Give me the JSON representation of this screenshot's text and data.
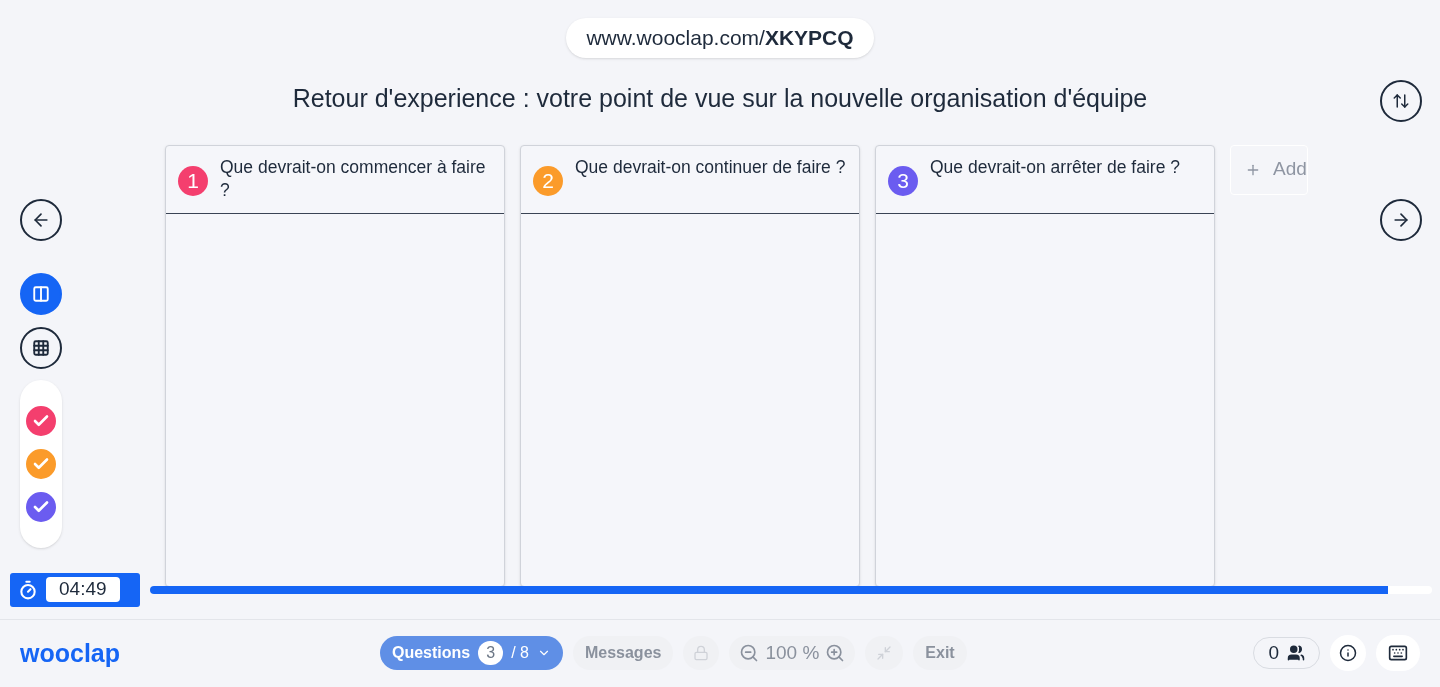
{
  "url": {
    "prefix": "www.wooclap.com/",
    "code": "XKYPCQ"
  },
  "title": "Retour d'experience : votre point de vue sur la nouvelle organisation d'équipe",
  "view_modes": [
    {
      "kind": "columns",
      "selected": true
    },
    {
      "kind": "grid",
      "selected": false
    }
  ],
  "filters": [
    {
      "color": "#f43f6e",
      "checked": true
    },
    {
      "color": "#fb9b2a",
      "checked": true
    },
    {
      "color": "#6b5cf0",
      "checked": true
    }
  ],
  "columns": [
    {
      "number": "1",
      "color": "#f43f6e",
      "label": "Que devrait-on commencer à faire ?"
    },
    {
      "number": "2",
      "color": "#fb9b2a",
      "label": "Que devrait-on continuer de faire ?"
    },
    {
      "number": "3",
      "color": "#6b5cf0",
      "label": "Que devrait-on arrêter de faire ?"
    }
  ],
  "add_column": {
    "label": "Add"
  },
  "timer": {
    "value": "04:49",
    "level": 0.966
  },
  "bottom_bar": {
    "logo": "wooclap",
    "questions": {
      "label": "Questions",
      "current": "3",
      "total": "/ 8"
    },
    "messages": "Messages",
    "zoom": "100 %",
    "exit": "Exit",
    "participants": "0"
  }
}
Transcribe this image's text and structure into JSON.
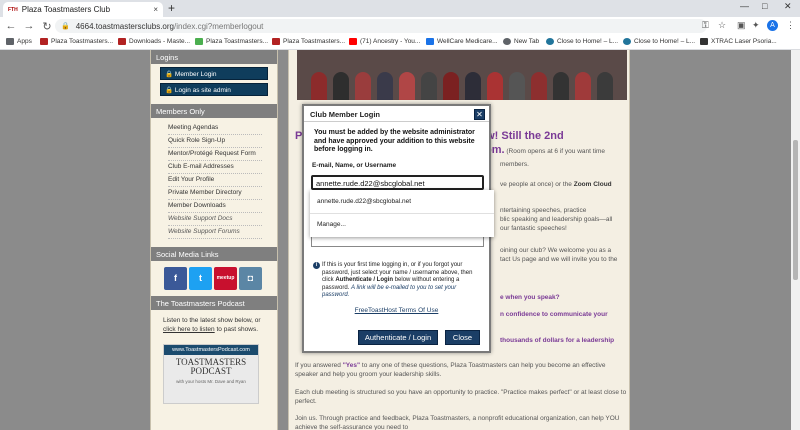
{
  "browser": {
    "tab_title": "Plaza Toastmasters Club",
    "tab_favicon": "FTH",
    "new_tab_glyph": "+",
    "close_tab_glyph": "×",
    "url_domain": "4664.toastmastersclubs.org",
    "url_path": "/index.cgi?memberlogout",
    "window_controls": [
      "—",
      "□",
      "✕"
    ],
    "bookmarks": [
      {
        "label": "Apps",
        "color": "#5f6368"
      },
      {
        "label": "Plaza Toastmasters...",
        "color": "#b22222"
      },
      {
        "label": "Downloads - Maste...",
        "color": "#b22222"
      },
      {
        "label": "Plaza Toastmasters...",
        "color": "#4caf50"
      },
      {
        "label": "Plaza Toastmasters...",
        "color": "#b22222"
      },
      {
        "label": "(71) Ancestry - You...",
        "color": "#ff0000"
      },
      {
        "label": "WellCare Medicare...",
        "color": "#1a73e8"
      },
      {
        "label": "New Tab",
        "color": "#5f6368"
      },
      {
        "label": "Close to Home! – L...",
        "color": "#21759b"
      },
      {
        "label": "Close to Home! – L...",
        "color": "#21759b"
      },
      {
        "label": "XTRAC Laser Psoria...",
        "color": "#333333"
      }
    ],
    "avatar_letter": "A"
  },
  "sidebar": {
    "login_heading": "Logins",
    "member_login": "Member Login",
    "site_admin_login": "Login as site admin",
    "members_heading": "Members Only",
    "member_links": [
      "Meeting Agendas",
      "Quick Role Sign-Up",
      "Mentor/Protégé Request Form",
      "Club E-mail Addresses",
      "Edit Your Profile",
      "Private Member Directory",
      "Member Downloads",
      "Website Support Docs",
      "Website Support Forums"
    ],
    "social_heading": "Social Media Links",
    "social_icons": [
      "f",
      "t",
      "meetup",
      "◘"
    ],
    "podcast_heading": "The Toastmasters Podcast",
    "podcast_text_1": "Listen to the latest show below, or",
    "podcast_link": "click here to listen",
    "podcast_text_2": "to past shows.",
    "podcast_url": "www.ToastmastersPodcast.com",
    "podcast_title": "TOASTMASTERS PODCAST",
    "podcast_sub": "with your hosts Mr. Dave and Ryan"
  },
  "main": {
    "headline_a": "Plaza Toastmasters are online for now! Still the 2nd",
    "headline_b": "pm.",
    "paragraph_1_tail": "(Room opens at 6 if you want time",
    "paragraph_1_b": "members.",
    "paragraph_2_tail": "ve people at once) or the",
    "zoom_label": "Zoom Cloud",
    "paragraph_3_a": "ntertaining speeches, practice",
    "paragraph_3_b": "blic speaking and leadership goals—all",
    "paragraph_3_c": "our fantastic speeches!",
    "paragraph_4_a": "oining our club? We welcome you as a",
    "paragraph_4_b": "tact Us page and we will invite you to the",
    "question_1": "e when you speak?",
    "question_2": "n confidence to communicate your",
    "question_3": "thousands of dollars for a leadership",
    "answer_yes_pre": "If you answered",
    "answer_yes_word": "\"Yes\"",
    "answer_yes_post": "to any one of these questions, Plaza Toastmasters can help you become an effective speaker and help you groom your leadership skills.",
    "paragraph_5": "Each club meeting is structured so you have an opportunity to practice. \"Practice makes perfect\" or at least close to perfect.",
    "paragraph_6": "Join us. Through practice and feedback, Plaza Toastmasters, a nonprofit educational organization, can help YOU achieve the self-assurance you need to"
  },
  "modal": {
    "title": "Club Member Login",
    "close_glyph": "✕",
    "intro": "You must be added by the website administrator and have approved your addition to this website before logging in.",
    "field_label": "E-mail, Name, or Username",
    "field_value": "annette.rude.d22@sbcglobal.net",
    "info_icon": "i",
    "info_text_1": "If this is your first time logging in, or if you forgot your password, just select your name / username above, then click",
    "info_bold": "Authenticate / Login",
    "info_text_2": "below without entering a password.",
    "info_italic": "A link will be e-mailed to you to set your password.",
    "terms_link": "FreeToastHost Terms Of Use",
    "authenticate_button": "Authenticate / Login",
    "close_button": "Close"
  },
  "autocomplete": {
    "suggestion": "annette.rude.d22@sbcglobal.net",
    "manage": "Manage..."
  }
}
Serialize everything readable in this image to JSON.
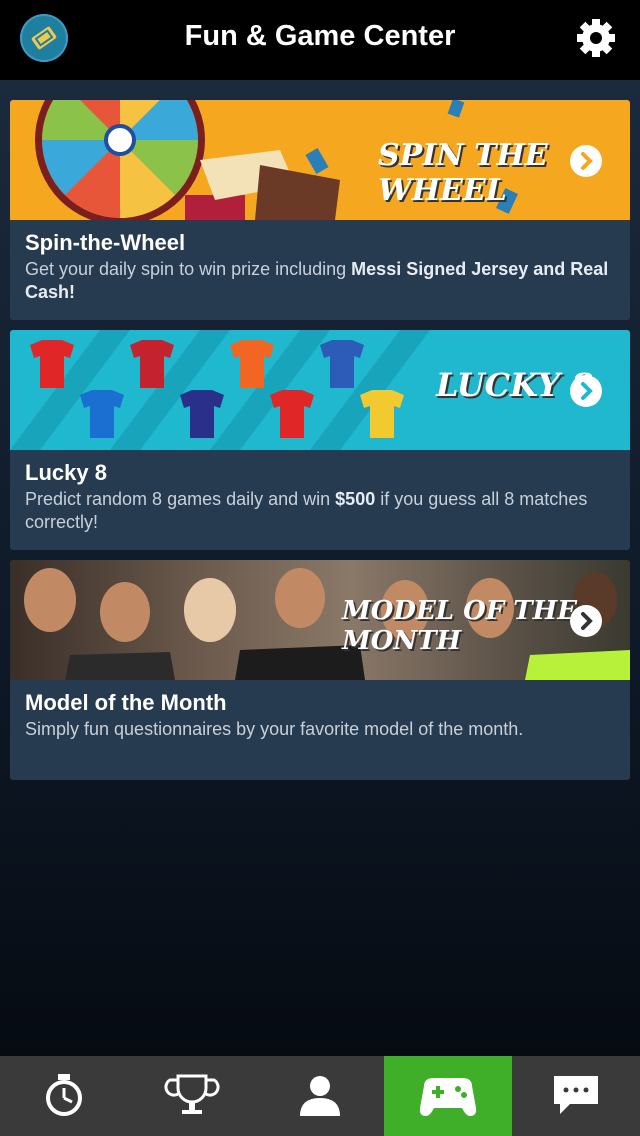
{
  "header": {
    "title": "Fun & Game Center",
    "logo_icon": "ticket-logo-icon",
    "settings_icon": "gear-icon"
  },
  "cards": [
    {
      "title": "Spin-the-Wheel",
      "desc_plain": "Get your daily spin to win prize including ",
      "desc_bold": "Messi Signed Jersey and Real Cash!",
      "banner_text": "SPIN THE WHEEL",
      "banner_color": "#f5a71f"
    },
    {
      "title": "Lucky 8",
      "desc_plain": "Predict random 8 games daily and win ",
      "desc_bold": "$500",
      "desc_tail": " if you guess all 8 matches correctly!",
      "banner_text": "LUCKY 8",
      "banner_color": "#1fb8cf"
    },
    {
      "title": "Model of the Month",
      "desc_plain": "Simply fun questionnaires by your favorite model of the month.",
      "banner_text": "MODEL OF THE MONTH",
      "banner_color": "#4a3c32"
    }
  ],
  "tabbar": {
    "tabs": [
      {
        "icon": "stopwatch-icon"
      },
      {
        "icon": "trophy-icon"
      },
      {
        "icon": "profile-icon"
      },
      {
        "icon": "gamepad-icon",
        "active": true
      },
      {
        "icon": "chat-icon"
      }
    ],
    "active_color": "#3fae29"
  }
}
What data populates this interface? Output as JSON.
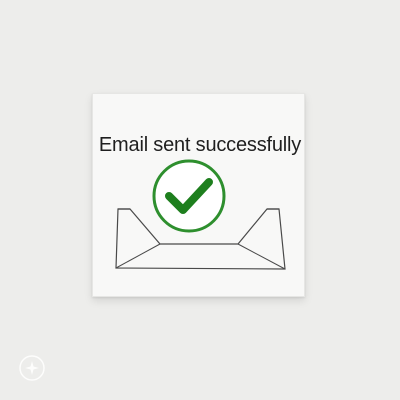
{
  "message": "Email sent successfully",
  "icons": {
    "envelope": "envelope-icon",
    "status": "check-circle-icon",
    "corner": "sparkle-icon"
  },
  "colors": {
    "background": "#ededeb",
    "card": "#f8f8f7",
    "success_green": "#2e8f2e",
    "check_green": "#1e7f1e",
    "text": "#1f1f1f"
  }
}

*TASK PROMPT:* Scan the material line by line and report each one that contains "Support".

*ANSWER TO THE EXERCISE:*
      "Website Support Docs",
      "Website Support Forums"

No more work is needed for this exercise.